» WRITTEN TASK:
Copy down all of the data underneath, exactly as shown.

----- MATERIAL

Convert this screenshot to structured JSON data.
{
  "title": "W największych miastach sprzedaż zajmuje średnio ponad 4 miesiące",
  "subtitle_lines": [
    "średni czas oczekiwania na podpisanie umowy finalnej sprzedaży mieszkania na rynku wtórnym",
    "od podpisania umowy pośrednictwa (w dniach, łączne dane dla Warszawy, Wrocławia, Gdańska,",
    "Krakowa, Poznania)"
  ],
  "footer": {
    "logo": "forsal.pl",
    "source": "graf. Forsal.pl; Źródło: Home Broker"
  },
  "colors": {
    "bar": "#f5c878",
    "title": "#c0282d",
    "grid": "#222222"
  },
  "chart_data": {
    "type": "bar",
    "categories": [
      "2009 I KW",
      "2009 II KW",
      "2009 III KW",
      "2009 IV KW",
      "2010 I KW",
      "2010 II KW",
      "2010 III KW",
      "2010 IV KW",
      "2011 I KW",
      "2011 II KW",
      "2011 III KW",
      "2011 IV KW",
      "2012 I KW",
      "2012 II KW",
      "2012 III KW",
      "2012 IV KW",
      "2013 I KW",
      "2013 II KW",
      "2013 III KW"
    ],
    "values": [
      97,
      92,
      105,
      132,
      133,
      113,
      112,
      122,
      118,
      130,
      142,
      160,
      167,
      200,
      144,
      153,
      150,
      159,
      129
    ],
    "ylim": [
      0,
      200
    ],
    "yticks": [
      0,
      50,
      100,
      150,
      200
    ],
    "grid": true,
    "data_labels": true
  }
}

----------

» EXERCISE ANSWER:
Convert this screenshot to structured JSON data.
{
  "title": "W największych miastach sprzedaż zajmuje średnio ponad 4 miesiące",
  "subtitle_lines": [
    "średni czas oczekiwania na podpisanie umowy finalnej sprzedaży mieszkania na rynku wtórnym",
    "od podpisania umowy pośrednictwa (w dniach, łączne dane dla Warszawy, Wrocławia, Gdańska,",
    "Krakowa, Poznania)"
  ],
  "footer": {
    "logo": "forsal.pl",
    "source": "graf. Forsal.pl; Źródło: Home Broker"
  },
  "colors": {
    "bar": "#f5c878",
    "title": "#c0282d",
    "grid": "#222222"
  },
  "chart_data": {
    "type": "bar",
    "categories": [
      "2009 I KW",
      "2009 II KW",
      "2009 III KW",
      "2009 IV KW",
      "2010 I KW",
      "2010 II KW",
      "2010 III KW",
      "2010 IV KW",
      "2011 I KW",
      "2011 II KW",
      "2011 III KW",
      "2011 IV KW",
      "2012 I KW",
      "2012 II KW",
      "2012 III KW",
      "2012 IV KW",
      "2013 I KW",
      "2013 II KW",
      "2013 III KW"
    ],
    "values": [
      97,
      92,
      105,
      132,
      133,
      113,
      112,
      122,
      118,
      130,
      142,
      160,
      167,
      200,
      144,
      153,
      150,
      159,
      129
    ],
    "ylim": [
      0,
      200
    ],
    "yticks": [
      0,
      50,
      100,
      150,
      200
    ],
    "grid": true,
    "data_labels": true
  }
}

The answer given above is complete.